Task description ::
Since only the words are wanted, reproduce every entry exactly and leave the images behind.
(Beginning of Data to examine)
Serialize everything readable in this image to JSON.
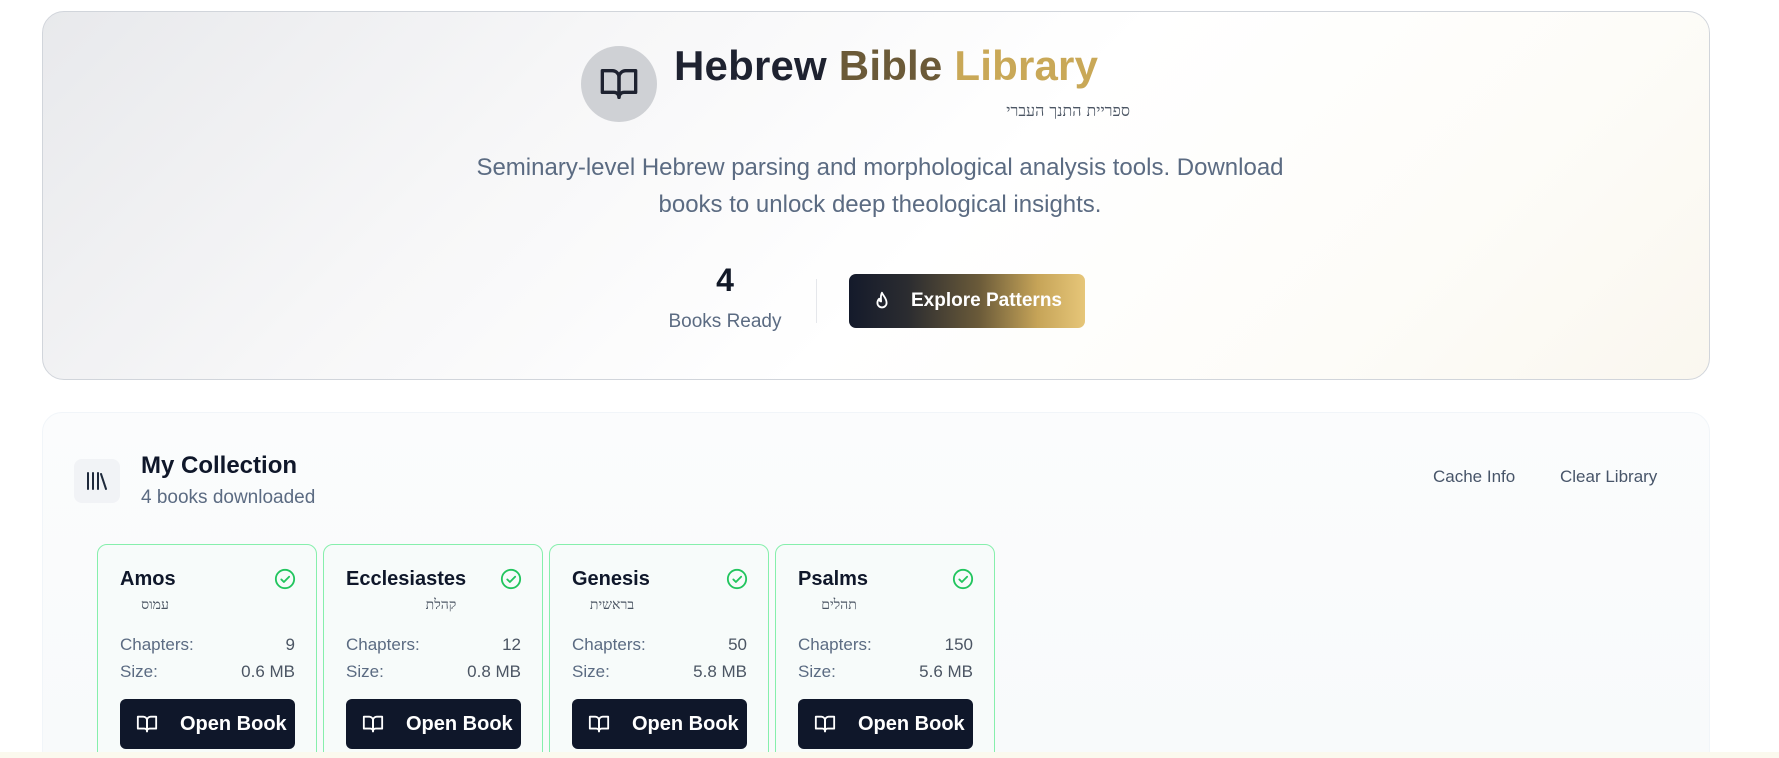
{
  "hero": {
    "title_part1": "Hebrew",
    "title_part2": "Bible",
    "title_part3": "Library",
    "subtitle_hebrew": "ספריית התנך העברי",
    "description_line1": "Seminary-level Hebrew parsing and morphological analysis tools. Download",
    "description_line2": "books to unlock deep theological insights.",
    "stat_value": "4",
    "stat_label": "Books Ready",
    "explore_label": "Explore Patterns",
    "logo_icon": "open-book-icon",
    "explore_icon": "flame-icon"
  },
  "collection": {
    "title": "My Collection",
    "subtitle": "4 books downloaded",
    "icon": "library-icon",
    "cache_info_label": "Cache Info",
    "clear_library_label": "Clear Library",
    "chapters_label": "Chapters:",
    "size_label": "Size:",
    "open_label": "Open Book",
    "books": [
      {
        "name": "Amos",
        "hebrew": "עמוס",
        "chapters": "9",
        "size": "0.6 MB"
      },
      {
        "name": "Ecclesiastes",
        "hebrew": "קהלת",
        "chapters": "12",
        "size": "0.8 MB"
      },
      {
        "name": "Genesis",
        "hebrew": "בראשית",
        "chapters": "50",
        "size": "5.8 MB"
      },
      {
        "name": "Psalms",
        "hebrew": "תהלים",
        "chapters": "150",
        "size": "5.6 MB"
      }
    ]
  },
  "colors": {
    "accent_gold": "#c9a857",
    "dark_navy": "#0f172a",
    "success_green": "#22c55e"
  }
}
(End of Data to examine)
Result of this task ::
Serialize everything readable in this image to JSON.
{
  "hero": {
    "title_part1": "Hebrew",
    "title_part2": "Bible",
    "title_part3": "Library",
    "subtitle_hebrew": "ספריית התנך העברי",
    "description_line1": "Seminary-level Hebrew parsing and morphological analysis tools. Download",
    "description_line2": "books to unlock deep theological insights.",
    "stat_value": "4",
    "stat_label": "Books Ready",
    "explore_label": "Explore Patterns",
    "logo_icon": "open-book-icon",
    "explore_icon": "flame-icon"
  },
  "collection": {
    "title": "My Collection",
    "subtitle": "4 books downloaded",
    "icon": "library-icon",
    "cache_info_label": "Cache Info",
    "clear_library_label": "Clear Library",
    "chapters_label": "Chapters:",
    "size_label": "Size:",
    "open_label": "Open Book",
    "books": [
      {
        "name": "Amos",
        "hebrew": "עמוס",
        "chapters": "9",
        "size": "0.6 MB"
      },
      {
        "name": "Ecclesiastes",
        "hebrew": "קהלת",
        "chapters": "12",
        "size": "0.8 MB"
      },
      {
        "name": "Genesis",
        "hebrew": "בראשית",
        "chapters": "50",
        "size": "5.8 MB"
      },
      {
        "name": "Psalms",
        "hebrew": "תהלים",
        "chapters": "150",
        "size": "5.6 MB"
      }
    ]
  },
  "colors": {
    "accent_gold": "#c9a857",
    "dark_navy": "#0f172a",
    "success_green": "#22c55e"
  }
}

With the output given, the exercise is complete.